* **REQUIREMENTS**:
In the listing that follows, count each line where the word "SRMTID" appears; write nothing but the count.

* **SOURCE RECORDS**:
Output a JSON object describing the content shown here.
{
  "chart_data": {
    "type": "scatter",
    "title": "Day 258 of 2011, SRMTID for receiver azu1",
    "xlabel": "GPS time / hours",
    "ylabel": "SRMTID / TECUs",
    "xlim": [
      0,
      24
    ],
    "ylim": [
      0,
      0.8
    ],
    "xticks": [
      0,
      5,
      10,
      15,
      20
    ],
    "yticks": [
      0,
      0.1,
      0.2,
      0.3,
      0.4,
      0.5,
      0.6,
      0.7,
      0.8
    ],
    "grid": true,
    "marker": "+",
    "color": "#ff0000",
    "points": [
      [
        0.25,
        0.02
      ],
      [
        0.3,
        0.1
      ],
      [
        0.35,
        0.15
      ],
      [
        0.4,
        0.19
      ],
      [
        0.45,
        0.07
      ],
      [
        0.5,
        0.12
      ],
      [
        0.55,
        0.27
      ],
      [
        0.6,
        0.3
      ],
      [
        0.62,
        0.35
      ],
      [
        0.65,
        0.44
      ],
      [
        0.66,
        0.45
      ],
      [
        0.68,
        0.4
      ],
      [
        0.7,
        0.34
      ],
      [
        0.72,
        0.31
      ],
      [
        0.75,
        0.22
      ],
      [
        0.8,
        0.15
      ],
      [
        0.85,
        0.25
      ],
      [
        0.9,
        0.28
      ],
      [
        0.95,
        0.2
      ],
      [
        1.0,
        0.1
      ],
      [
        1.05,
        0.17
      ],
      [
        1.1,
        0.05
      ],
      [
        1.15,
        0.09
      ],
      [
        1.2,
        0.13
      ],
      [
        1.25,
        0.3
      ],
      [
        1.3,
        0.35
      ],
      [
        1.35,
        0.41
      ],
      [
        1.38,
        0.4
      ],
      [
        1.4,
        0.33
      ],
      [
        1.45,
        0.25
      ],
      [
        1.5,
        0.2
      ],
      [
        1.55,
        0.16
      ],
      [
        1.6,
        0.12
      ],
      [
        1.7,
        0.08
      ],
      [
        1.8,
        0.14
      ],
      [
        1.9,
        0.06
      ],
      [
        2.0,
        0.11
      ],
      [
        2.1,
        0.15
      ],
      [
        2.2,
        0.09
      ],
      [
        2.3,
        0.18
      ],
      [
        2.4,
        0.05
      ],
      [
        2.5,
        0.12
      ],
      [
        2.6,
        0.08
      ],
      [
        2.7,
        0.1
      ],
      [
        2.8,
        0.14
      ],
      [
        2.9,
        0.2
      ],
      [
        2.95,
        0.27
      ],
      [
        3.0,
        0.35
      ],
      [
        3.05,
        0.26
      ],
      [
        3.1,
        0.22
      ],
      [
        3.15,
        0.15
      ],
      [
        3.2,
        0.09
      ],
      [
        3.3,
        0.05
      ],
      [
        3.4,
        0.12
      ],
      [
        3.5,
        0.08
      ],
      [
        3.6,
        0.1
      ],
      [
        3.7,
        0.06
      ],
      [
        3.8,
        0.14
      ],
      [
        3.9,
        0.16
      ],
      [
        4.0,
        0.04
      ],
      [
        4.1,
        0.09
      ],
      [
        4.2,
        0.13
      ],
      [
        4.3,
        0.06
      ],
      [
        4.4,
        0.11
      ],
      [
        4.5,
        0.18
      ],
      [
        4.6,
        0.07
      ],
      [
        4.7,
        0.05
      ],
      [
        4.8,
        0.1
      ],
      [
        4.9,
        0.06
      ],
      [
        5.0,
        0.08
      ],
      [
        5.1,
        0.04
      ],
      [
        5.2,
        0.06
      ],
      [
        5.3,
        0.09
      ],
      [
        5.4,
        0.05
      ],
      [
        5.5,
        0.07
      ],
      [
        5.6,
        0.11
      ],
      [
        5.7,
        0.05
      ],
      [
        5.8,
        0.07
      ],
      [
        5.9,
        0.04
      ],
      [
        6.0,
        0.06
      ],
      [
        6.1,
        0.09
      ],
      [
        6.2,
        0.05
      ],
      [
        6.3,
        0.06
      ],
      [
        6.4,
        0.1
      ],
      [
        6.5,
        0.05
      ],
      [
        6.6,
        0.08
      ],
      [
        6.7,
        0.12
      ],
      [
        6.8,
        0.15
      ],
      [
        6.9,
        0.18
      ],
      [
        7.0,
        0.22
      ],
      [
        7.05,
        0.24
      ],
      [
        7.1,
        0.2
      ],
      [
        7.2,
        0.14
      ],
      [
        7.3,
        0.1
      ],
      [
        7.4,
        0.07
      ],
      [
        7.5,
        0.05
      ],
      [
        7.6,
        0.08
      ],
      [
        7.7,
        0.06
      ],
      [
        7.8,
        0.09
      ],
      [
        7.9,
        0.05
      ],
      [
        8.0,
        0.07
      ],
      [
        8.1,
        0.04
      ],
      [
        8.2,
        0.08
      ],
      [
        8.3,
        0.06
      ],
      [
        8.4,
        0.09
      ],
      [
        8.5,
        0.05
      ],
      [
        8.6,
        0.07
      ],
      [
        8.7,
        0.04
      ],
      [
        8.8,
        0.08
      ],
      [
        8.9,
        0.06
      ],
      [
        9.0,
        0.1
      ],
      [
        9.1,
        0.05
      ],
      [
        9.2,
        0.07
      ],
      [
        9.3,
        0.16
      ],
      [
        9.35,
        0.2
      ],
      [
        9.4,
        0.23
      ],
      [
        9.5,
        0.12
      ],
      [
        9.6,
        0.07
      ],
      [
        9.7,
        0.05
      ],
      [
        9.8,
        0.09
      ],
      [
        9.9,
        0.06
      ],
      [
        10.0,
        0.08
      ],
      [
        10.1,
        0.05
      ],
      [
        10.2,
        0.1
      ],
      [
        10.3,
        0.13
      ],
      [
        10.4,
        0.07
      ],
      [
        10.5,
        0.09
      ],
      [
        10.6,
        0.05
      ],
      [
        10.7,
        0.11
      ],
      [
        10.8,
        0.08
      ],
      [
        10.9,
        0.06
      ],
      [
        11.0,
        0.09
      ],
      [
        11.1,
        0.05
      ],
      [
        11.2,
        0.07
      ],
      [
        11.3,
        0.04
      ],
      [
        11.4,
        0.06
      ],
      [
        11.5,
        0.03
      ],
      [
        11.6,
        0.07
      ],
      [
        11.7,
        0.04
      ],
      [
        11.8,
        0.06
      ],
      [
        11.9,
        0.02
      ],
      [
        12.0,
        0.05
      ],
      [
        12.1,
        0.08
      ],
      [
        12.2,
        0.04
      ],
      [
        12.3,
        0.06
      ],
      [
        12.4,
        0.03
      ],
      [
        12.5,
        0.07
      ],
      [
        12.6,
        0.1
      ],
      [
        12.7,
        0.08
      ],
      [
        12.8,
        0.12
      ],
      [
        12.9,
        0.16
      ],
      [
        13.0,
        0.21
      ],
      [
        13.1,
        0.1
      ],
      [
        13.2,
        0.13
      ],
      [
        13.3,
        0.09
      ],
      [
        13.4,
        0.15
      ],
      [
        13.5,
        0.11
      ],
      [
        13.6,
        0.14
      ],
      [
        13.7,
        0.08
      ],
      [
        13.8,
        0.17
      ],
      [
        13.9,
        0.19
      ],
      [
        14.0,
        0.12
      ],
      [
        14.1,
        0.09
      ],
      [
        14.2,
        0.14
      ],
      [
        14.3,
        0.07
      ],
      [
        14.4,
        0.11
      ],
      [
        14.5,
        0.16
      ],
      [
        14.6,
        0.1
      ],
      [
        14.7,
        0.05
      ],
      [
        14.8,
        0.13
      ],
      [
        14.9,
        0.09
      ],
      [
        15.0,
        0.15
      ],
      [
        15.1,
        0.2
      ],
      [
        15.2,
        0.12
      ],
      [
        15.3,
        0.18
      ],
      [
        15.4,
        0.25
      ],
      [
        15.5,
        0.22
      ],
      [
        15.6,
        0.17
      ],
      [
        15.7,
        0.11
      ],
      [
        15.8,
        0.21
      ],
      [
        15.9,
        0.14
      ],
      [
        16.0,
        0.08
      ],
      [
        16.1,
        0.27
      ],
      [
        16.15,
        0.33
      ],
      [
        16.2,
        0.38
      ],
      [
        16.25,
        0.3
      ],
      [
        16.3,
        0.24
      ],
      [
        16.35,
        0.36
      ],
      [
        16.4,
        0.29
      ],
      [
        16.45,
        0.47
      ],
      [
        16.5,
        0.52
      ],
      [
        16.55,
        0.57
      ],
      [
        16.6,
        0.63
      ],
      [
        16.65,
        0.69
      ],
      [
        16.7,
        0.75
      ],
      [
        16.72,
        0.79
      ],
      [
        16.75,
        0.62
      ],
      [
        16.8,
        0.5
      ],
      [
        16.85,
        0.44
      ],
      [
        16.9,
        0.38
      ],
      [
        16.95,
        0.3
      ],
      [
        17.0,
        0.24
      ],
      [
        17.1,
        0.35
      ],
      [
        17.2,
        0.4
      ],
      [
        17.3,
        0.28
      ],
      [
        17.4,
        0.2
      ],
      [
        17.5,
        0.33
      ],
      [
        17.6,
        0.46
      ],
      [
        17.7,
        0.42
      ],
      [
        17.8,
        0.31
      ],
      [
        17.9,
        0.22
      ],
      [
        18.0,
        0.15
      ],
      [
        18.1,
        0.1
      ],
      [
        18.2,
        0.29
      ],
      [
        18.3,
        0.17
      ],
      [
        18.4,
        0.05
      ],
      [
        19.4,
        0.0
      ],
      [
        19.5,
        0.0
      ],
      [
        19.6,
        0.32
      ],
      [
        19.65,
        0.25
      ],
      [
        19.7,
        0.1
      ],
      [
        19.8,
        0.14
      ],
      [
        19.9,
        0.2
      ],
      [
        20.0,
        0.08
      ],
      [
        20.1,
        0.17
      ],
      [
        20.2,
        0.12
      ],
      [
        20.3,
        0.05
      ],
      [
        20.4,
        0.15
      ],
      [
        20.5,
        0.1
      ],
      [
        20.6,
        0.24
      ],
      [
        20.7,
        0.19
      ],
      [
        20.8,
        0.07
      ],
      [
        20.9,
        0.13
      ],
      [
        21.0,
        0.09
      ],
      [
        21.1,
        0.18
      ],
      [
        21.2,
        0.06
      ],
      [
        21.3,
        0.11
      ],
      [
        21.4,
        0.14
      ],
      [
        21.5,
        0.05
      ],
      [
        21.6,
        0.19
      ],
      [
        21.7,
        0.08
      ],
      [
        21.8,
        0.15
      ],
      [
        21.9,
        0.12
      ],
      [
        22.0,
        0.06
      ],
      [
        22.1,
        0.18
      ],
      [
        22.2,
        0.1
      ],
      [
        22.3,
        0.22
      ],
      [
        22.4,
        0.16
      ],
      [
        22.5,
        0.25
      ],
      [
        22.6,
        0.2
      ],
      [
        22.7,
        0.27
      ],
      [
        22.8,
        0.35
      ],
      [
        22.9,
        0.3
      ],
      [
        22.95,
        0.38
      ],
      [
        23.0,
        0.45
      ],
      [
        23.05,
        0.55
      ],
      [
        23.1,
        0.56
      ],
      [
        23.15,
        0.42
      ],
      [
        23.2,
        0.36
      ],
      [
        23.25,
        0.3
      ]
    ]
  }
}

* **EXERCISE RESPONSE**:
2